• _Problem statement_: Filter the entries below, keeping only lines with the word "content".

• _Task data_:

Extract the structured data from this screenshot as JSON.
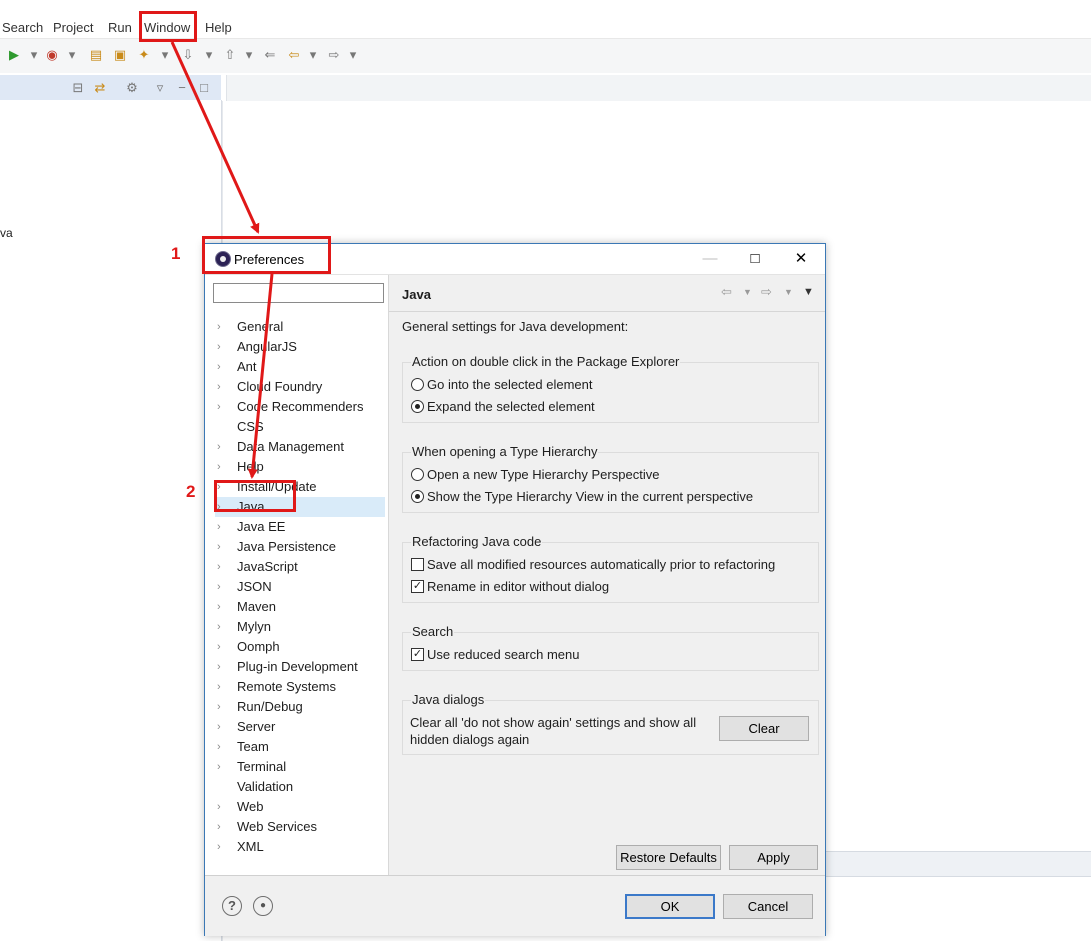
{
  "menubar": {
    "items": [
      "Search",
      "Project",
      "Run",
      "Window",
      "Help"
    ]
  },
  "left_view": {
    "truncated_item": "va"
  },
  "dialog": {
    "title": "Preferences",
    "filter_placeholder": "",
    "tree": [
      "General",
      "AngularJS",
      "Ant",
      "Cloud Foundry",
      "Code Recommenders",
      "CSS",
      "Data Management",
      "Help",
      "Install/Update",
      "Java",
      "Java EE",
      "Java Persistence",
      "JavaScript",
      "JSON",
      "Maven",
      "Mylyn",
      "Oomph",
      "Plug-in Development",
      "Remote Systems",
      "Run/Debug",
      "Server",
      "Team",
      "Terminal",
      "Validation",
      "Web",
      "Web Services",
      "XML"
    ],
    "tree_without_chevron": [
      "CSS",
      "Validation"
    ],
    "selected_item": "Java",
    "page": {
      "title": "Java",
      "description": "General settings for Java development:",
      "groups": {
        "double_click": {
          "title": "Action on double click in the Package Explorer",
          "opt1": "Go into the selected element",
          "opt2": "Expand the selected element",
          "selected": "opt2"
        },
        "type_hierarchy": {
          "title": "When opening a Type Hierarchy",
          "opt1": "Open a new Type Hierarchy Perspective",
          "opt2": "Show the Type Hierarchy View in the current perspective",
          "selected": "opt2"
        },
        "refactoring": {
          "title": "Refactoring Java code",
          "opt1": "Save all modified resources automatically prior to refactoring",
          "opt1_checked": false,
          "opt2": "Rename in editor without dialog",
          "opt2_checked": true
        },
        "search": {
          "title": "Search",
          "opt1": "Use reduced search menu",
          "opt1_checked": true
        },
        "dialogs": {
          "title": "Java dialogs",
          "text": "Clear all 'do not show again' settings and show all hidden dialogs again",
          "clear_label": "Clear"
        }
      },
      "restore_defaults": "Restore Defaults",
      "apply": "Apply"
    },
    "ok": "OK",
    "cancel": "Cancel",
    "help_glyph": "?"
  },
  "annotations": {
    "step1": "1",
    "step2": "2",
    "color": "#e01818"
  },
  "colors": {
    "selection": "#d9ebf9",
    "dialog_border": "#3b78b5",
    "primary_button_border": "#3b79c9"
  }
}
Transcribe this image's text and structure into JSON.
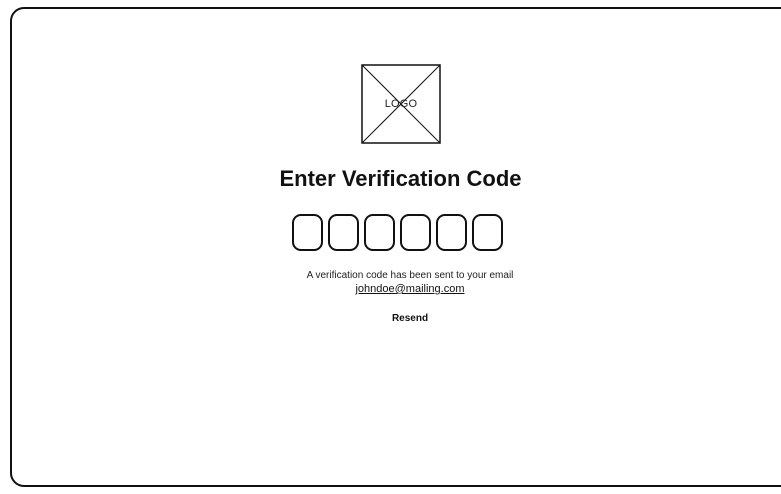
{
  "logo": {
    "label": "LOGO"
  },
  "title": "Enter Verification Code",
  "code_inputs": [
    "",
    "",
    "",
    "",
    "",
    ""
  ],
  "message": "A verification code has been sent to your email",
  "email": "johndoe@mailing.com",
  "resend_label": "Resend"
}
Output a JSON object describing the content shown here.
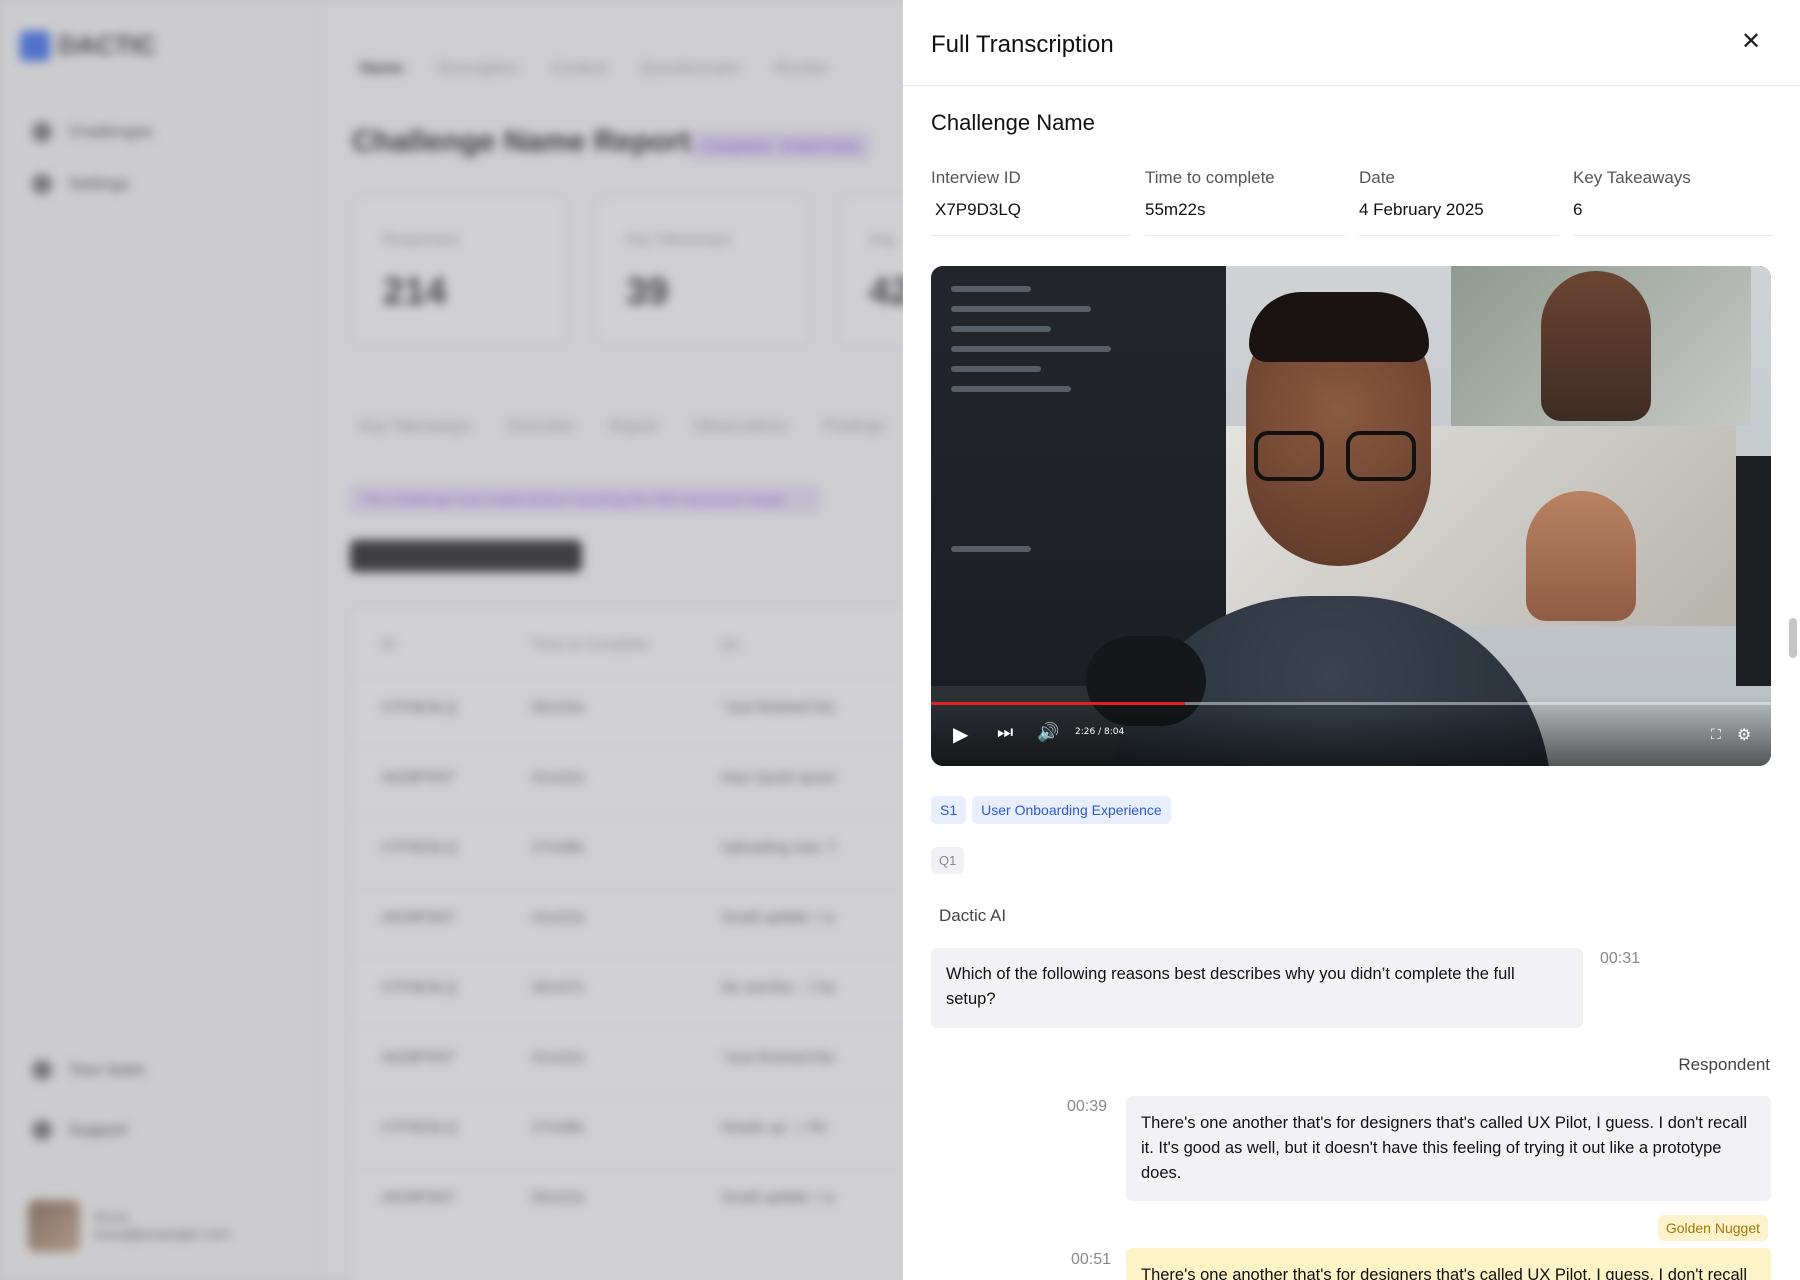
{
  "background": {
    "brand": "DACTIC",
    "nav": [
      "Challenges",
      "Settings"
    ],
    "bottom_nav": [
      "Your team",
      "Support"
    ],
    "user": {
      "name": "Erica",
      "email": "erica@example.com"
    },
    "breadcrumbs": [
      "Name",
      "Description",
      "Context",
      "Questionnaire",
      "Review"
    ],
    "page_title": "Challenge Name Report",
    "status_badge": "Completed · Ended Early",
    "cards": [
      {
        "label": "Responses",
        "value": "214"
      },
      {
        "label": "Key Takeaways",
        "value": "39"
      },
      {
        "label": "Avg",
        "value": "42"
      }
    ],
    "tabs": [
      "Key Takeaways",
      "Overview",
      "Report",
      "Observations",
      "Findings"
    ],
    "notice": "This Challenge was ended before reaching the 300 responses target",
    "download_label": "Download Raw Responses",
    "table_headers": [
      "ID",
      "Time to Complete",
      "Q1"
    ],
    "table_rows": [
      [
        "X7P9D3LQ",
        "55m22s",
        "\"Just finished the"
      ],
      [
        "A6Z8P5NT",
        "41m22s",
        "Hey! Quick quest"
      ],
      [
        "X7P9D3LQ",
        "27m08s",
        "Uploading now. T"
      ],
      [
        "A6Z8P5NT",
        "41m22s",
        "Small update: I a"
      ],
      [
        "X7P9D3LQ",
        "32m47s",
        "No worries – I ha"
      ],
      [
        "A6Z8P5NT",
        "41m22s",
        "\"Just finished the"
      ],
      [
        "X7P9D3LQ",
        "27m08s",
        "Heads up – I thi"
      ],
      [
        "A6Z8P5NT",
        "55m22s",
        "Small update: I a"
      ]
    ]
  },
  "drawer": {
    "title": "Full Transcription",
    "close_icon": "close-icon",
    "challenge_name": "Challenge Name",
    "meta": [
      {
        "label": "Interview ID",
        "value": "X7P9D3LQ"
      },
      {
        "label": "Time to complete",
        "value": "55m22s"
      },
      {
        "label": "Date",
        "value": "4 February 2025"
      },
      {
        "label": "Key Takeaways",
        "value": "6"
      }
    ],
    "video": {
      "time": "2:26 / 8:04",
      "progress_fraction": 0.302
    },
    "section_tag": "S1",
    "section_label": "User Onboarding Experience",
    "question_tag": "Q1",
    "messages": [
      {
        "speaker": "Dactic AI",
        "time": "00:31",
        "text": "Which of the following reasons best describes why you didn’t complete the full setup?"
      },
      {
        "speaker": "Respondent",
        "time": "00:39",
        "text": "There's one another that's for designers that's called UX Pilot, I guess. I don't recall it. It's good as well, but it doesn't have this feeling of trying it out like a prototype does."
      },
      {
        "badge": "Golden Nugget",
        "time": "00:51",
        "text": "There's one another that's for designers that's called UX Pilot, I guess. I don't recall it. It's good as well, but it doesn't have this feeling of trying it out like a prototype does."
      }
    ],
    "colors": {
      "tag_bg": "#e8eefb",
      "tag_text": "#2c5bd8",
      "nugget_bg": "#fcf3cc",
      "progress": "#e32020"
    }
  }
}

--

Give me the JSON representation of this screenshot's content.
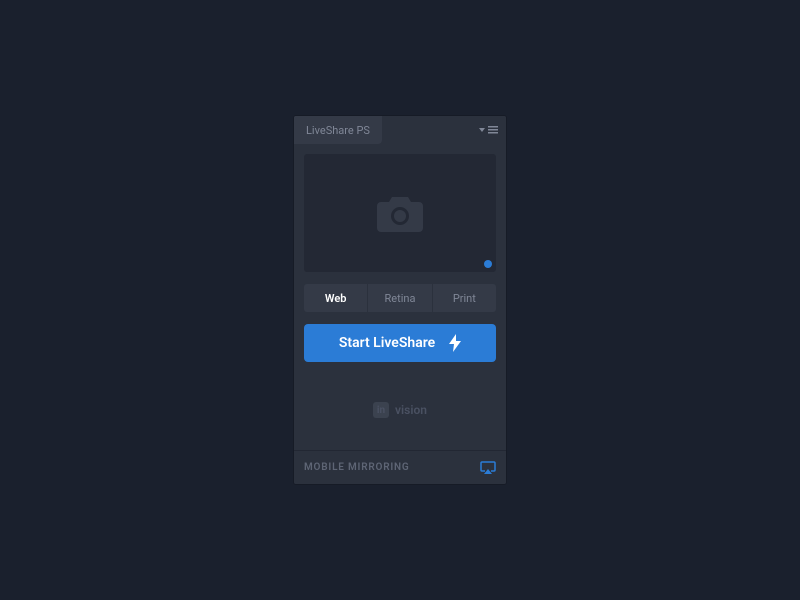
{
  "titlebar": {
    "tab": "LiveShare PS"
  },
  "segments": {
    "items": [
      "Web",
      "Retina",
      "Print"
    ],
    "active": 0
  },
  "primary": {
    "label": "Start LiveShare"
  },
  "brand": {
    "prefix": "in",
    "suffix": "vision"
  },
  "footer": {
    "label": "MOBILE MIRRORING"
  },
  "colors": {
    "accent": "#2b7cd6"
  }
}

• _Correct result_:
Output a JSON object describing the content shown here.
Give me the JSON representation of this screenshot's content.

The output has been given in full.